• DIRECTIVE: From the listing below, copy every line with the word "马克思主义理论研究".

• PROVIDED RECORDS:

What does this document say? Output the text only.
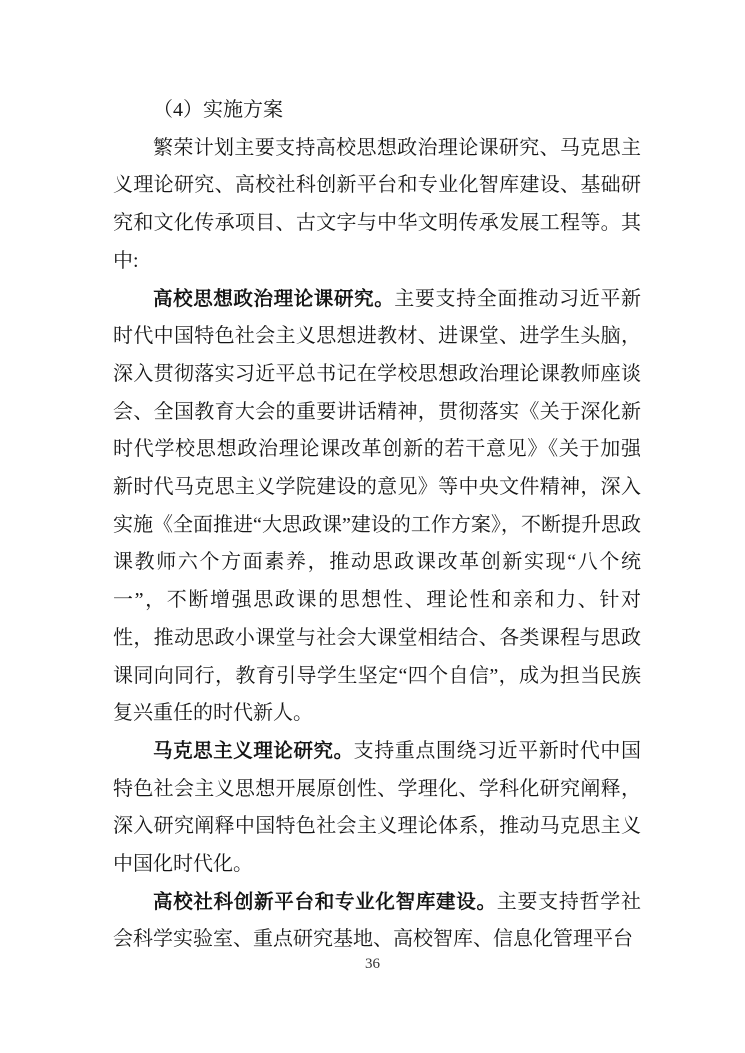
（4）实施方案

繁荣计划主要支持高校思想政治理论课研究、马克思主义理论研究、高校社科创新平台和专业化智库建设、基础研究和文化传承项目、古文字与中华文明传承发展工程等。其中:

高校思想政治理论课研究。主要支持全面推动习近平新时代中国特色社会主义思想进教材、进课堂、进学生头脑，深入贯彻落实习近平总书记在学校思想政治理论课教师座谈会、全国教育大会的重要讲话精神，贯彻落实《关于深化新时代学校思想政治理论课改革创新的若干意见》《关于加强新时代马克思主义学院建设的意见》等中央文件精神，深入实施《全面推进“大思政课”建设的工作方案》，不断提升思政课教师六个方面素养，推动思政课改革创新实现“八个统一”，不断增强思政课的思想性、理论性和亲和力、针对性，推动思政小课堂与社会大课堂相结合、各类课程与思政课同向同行，教育引导学生坚定“四个自信”，成为担当民族复兴重任的时代新人。

马克思主义理论研究。支持重点围绕习近平新时代中国特色社会主义思想开展原创性、学理化、学科化研究阐释，深入研究阐释中国特色社会主义理论体系，推动马克思主义中国化时代化。

高校社科创新平台和专业化智库建设。主要支持哲学社会科学实验室、重点研究基地、高校智库、信息化管理平台

36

• ANSWER TO THIS TASK:
繁荣计划主要支持高校思想政治理论课研究、马克思主义理论研究、高校社科创新平台和专业化智库建设、基础研究和文化传承项目、古文字与中华文明传承发展工程等。其中:
马克思主义理论研究。支持重点围绕习近平新时代中国特色社会主义思想开展原创性、学理化、学科化研究阐释，深入研究阐释中国特色社会主义理论体系，推动马克思主义中国化时代化。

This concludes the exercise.